- Stated task: Copy each line below that includes "Shift".

- Record list:
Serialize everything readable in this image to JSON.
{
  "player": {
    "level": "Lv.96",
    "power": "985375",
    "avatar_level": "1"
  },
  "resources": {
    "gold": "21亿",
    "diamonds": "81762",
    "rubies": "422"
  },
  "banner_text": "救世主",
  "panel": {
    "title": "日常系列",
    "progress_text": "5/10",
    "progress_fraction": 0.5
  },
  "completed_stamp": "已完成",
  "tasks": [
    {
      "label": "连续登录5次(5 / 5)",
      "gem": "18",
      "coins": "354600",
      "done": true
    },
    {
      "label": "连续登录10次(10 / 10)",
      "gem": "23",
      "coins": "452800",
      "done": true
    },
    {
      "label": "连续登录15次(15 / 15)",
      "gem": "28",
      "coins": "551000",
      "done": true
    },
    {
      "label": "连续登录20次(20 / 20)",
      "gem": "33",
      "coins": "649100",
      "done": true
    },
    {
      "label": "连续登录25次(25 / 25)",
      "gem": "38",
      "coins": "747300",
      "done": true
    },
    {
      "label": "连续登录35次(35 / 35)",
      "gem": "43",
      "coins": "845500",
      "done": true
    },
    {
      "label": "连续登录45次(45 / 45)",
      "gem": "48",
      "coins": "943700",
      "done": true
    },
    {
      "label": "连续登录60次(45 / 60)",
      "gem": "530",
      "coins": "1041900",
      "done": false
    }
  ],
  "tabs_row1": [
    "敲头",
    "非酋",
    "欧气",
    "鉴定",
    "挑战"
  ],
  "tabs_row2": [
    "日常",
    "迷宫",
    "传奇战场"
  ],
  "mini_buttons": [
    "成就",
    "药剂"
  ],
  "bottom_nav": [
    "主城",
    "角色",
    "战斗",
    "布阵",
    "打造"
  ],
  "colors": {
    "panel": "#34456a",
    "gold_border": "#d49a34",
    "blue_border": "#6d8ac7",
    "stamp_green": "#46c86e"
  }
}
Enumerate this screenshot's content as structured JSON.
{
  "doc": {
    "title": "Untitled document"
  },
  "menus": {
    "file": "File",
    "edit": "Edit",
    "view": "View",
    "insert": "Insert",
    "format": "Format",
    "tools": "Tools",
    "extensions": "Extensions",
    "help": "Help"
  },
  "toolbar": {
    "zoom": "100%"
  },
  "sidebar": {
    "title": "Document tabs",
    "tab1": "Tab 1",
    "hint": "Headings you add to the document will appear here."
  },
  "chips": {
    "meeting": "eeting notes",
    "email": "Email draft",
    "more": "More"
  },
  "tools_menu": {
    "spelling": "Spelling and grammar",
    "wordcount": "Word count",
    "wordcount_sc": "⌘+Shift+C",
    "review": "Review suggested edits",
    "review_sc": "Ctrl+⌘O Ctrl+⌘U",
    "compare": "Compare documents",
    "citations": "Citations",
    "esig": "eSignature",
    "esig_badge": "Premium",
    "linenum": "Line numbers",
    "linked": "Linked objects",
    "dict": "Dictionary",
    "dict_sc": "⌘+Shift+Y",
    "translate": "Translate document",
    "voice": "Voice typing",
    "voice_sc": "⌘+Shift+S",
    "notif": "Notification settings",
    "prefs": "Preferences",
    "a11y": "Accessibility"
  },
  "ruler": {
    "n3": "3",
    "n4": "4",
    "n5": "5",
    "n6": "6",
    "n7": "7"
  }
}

- Result for this task:
    "wordcount_sc": "⌘+Shift+C",
    "dict_sc": "⌘+Shift+Y",
    "voice_sc": "⌘+Shift+S",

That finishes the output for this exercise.